» **Job**: Find the lines of data that contain the string "JSON", then list them.

» **Records that describe figures**:
################

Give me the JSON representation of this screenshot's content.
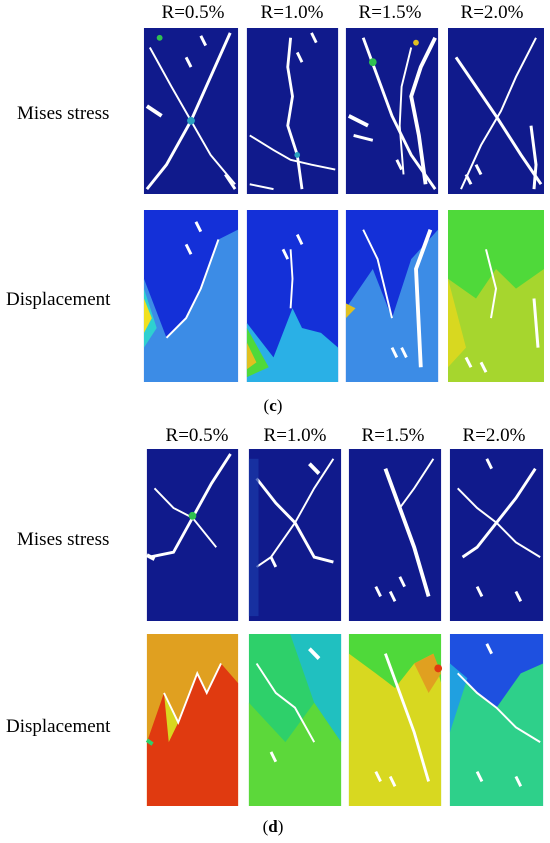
{
  "headers": [
    "R=0.5%",
    "R=1.0%",
    "R=1.5%",
    "R=2.0%"
  ],
  "rows": {
    "mises": "Mises stress",
    "displacement": "Displacement"
  },
  "captions": {
    "c": "c",
    "d": "d"
  },
  "colors": {
    "stress_field": "#101a8c",
    "crack": "#ffffff",
    "disp_c_top": "#1430d8",
    "disp_c_bottom": "#3c8ce6",
    "disp_c_green": "#4fd93a",
    "disp_d_orange": "#e0a020",
    "disp_d_red": "#e03a10",
    "disp_d_green": "#2ed06a",
    "disp_d_yellow": "#d8d820",
    "disp_d_blue": "#1e50e0"
  }
}
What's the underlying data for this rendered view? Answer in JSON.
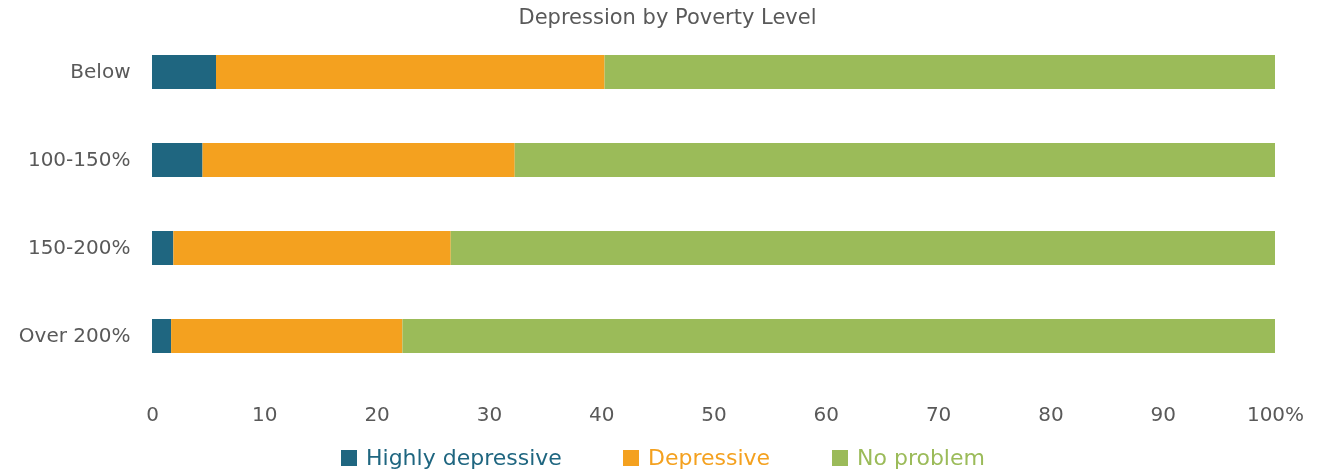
{
  "chart_data": {
    "type": "bar",
    "title": "Depression by Poverty Level",
    "orientation": "horizontal",
    "stacked": true,
    "categories": [
      "Below",
      "100-150%",
      "150-200%",
      "Over 200%"
    ],
    "series": [
      {
        "name": "Highly depressive",
        "color": "#1f6680",
        "values": [
          5.7,
          4.5,
          1.9,
          1.7
        ]
      },
      {
        "name": "Depressive",
        "color": "#f4a11f",
        "values": [
          34.6,
          27.8,
          24.7,
          20.6
        ]
      },
      {
        "name": "No problem",
        "color": "#9bbb59",
        "values": [
          59.7,
          67.7,
          73.4,
          77.7
        ]
      }
    ],
    "xlim": [
      0,
      100
    ],
    "xticks": [
      0,
      10,
      20,
      30,
      40,
      50,
      60,
      70,
      80,
      90,
      {
        "value": 100,
        "label": "100%"
      }
    ],
    "grid": false,
    "legend": "bottom"
  }
}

################

» **Solution for this problem**:
Give me the JSON representation of this screenshot's content.
What's the underlying data for this rendered view? Answer in JSON.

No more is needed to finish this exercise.